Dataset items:
•••••
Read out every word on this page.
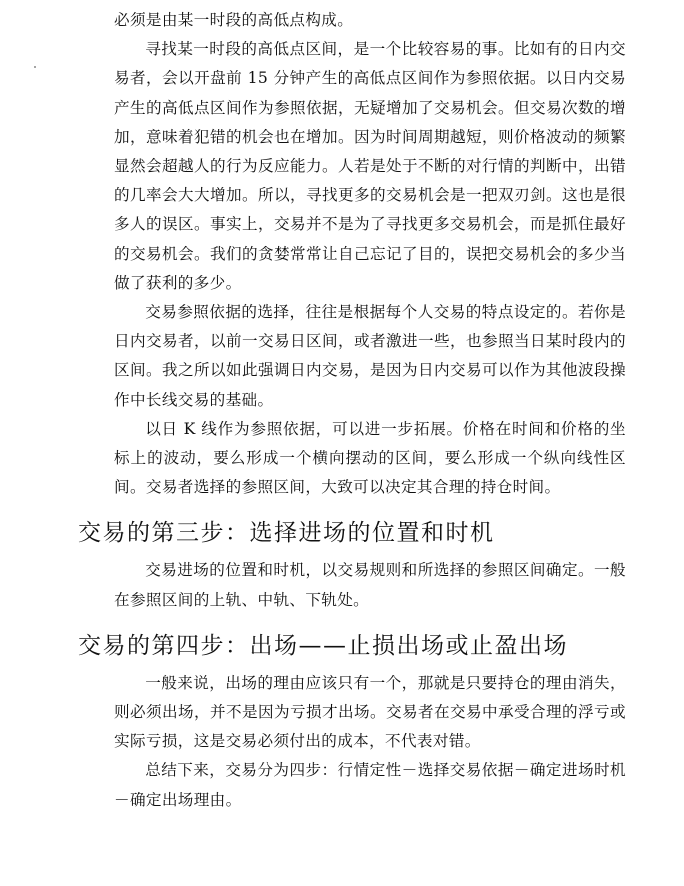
必须是由某一时段的高低点构成。

寻找某一时段的高低点区间，是一个比较容易的事。比如有的日内交易者，会以开盘前 15 分钟产生的高低点区间作为参照依据。以日内交易产生的高低点区间作为参照依据，无疑增加了交易机会。但交易次数的增加，意味着犯错的机会也在增加。因为时间周期越短，则价格波动的频繁显然会超越人的行为反应能力。人若是处于不断的对行情的判断中，出错的几率会大大增加。所以，寻找更多的交易机会是一把双刃剑。这也是很多人的误区。事实上，交易并不是为了寻找更多交易机会，而是抓住最好的交易机会。我们的贪婪常常让自己忘记了目的，误把交易机会的多少当做了获利的多少。

交易参照依据的选择，往往是根据每个人交易的特点设定的。若你是日内交易者，以前一交易日区间，或者激进一些，也参照当日某时段内的区间。我之所以如此强调日内交易，是因为日内交易可以作为其他波段操作中长线交易的基础。

以日 K 线作为参照依据，可以进一步拓展。价格在时间和价格的坐标上的波动，要么形成一个横向摆动的区间，要么形成一个纵向线性区间。交易者选择的参照区间，大致可以决定其合理的持仓时间。

交易的第三步：选择进场的位置和时机

交易进场的位置和时机，以交易规则和所选择的参照区间确定。一般在参照区间的上轨、中轨、下轨处。

交易的第四步：出场——止损出场或止盈出场

一般来说，出场的理由应该只有一个，那就是只要持仓的理由消失，则必须出场，并不是因为亏损才出场。交易者在交易中承受合理的浮亏或实际亏损，这是交易必须付出的成本，不代表对错。

总结下来，交易分为四步：行情定性－选择交易依据－确定进场时机－确定出场理由。
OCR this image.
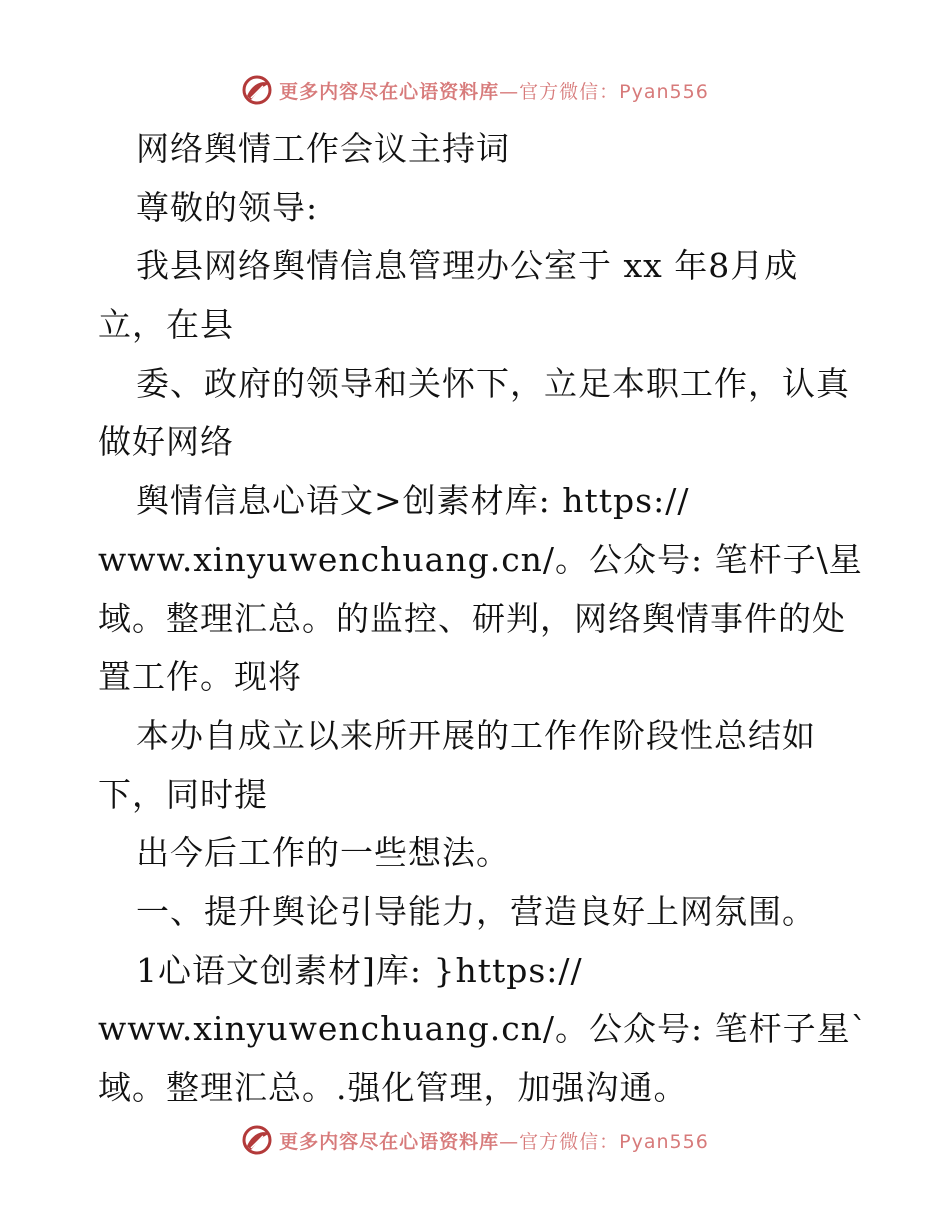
更多内容尽在心语资料库—官方微信：Pyan556
网络舆情工作会议主持词
尊敬的领导:
我县网络舆情信息管理办公室于 xx 年8月成
立，在县
委、政府的领导和关怀下，立足本职工作，认真
做好网络
舆情信息心语文>创素材库: https://
www.xinyuwenchuang.cn/。公众号: 笔杆子\星
域。整理汇总。的监控、研判，网络舆情事件的处
置工作。现将
本办自成立以来所开展的工作作阶段性总结如
下，同时提
出今后工作的一些想法。
一、提升舆论引导能力，营造良好上网氛围。
1心语文创素材]库: }https://
www.xinyuwenchuang.cn/。公众号: 笔杆子星`
域。整理汇总。.强化管理，加强沟通。
更多内容尽在心语资料库—官方微信：Pyan556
•••••
SHORT PROBLEM: Would you mind returning each entry above word for word, skipping the images?

RESPONSE:
Read out every word on this page.
必须是由某一时段的高低点构成。

寻找某一时段的高低点区间，是一个比较容易的事。比如有的日内交易者，会以开盘前 15 分钟产生的高低点区间作为参照依据。以日内交易产生的高低点区间作为参照依据，无疑增加了交易机会。但交易次数的增加，意味着犯错的机会也在增加。因为时间周期越短，则价格波动的频繁显然会超越人的行为反应能力。人若是处于不断的对行情的判断中，出错的几率会大大增加。所以，寻找更多的交易机会是一把双刃剑。这也是很多人的误区。事实上，交易并不是为了寻找更多交易机会，而是抓住最好的交易机会。我们的贪婪常常让自己忘记了目的，误把交易机会的多少当做了获利的多少。

交易参照依据的选择，往往是根据每个人交易的特点设定的。若你是日内交易者，以前一交易日区间，或者激进一些，也参照当日某时段内的区间。我之所以如此强调日内交易，是因为日内交易可以作为其他波段操作中长线交易的基础。

以日 K 线作为参照依据，可以进一步拓展。价格在时间和价格的坐标上的波动，要么形成一个横向摆动的区间，要么形成一个纵向线性区间。交易者选择的参照区间，大致可以决定其合理的持仓时间。

交易的第三步：选择进场的位置和时机

交易进场的位置和时机，以交易规则和所选择的参照区间确定。一般在参照区间的上轨、中轨、下轨处。

交易的第四步：出场——止损出场或止盈出场

一般来说，出场的理由应该只有一个，那就是只要持仓的理由消失，则必须出场，并不是因为亏损才出场。交易者在交易中承受合理的浮亏或实际亏损，这是交易必须付出的成本，不代表对错。

总结下来，交易分为四步：行情定性－选择交易依据－确定进场时机－确定出场理由。
OCR this image.
更多内容尽在心语资料库—官方微信：Pyan556
网络舆情工作会议主持词
尊敬的领导:
我县网络舆情信息管理办公室于 xx 年8月成
立，在县
委、政府的领导和关怀下，立足本职工作，认真
做好网络
舆情信息心语文>创素材库: https://
www.xinyuwenchuang.cn/。公众号: 笔杆子\星
域。整理汇总。的监控、研判，网络舆情事件的处
置工作。现将
本办自成立以来所开展的工作作阶段性总结如
下，同时提
出今后工作的一些想法。
一、提升舆论引导能力，营造良好上网氛围。
1心语文创素材]库: }https://
www.xinyuwenchuang.cn/。公众号: 笔杆子星`
域。整理汇总。.强化管理，加强沟通。
更多内容尽在心语资料库—官方微信：Pyan556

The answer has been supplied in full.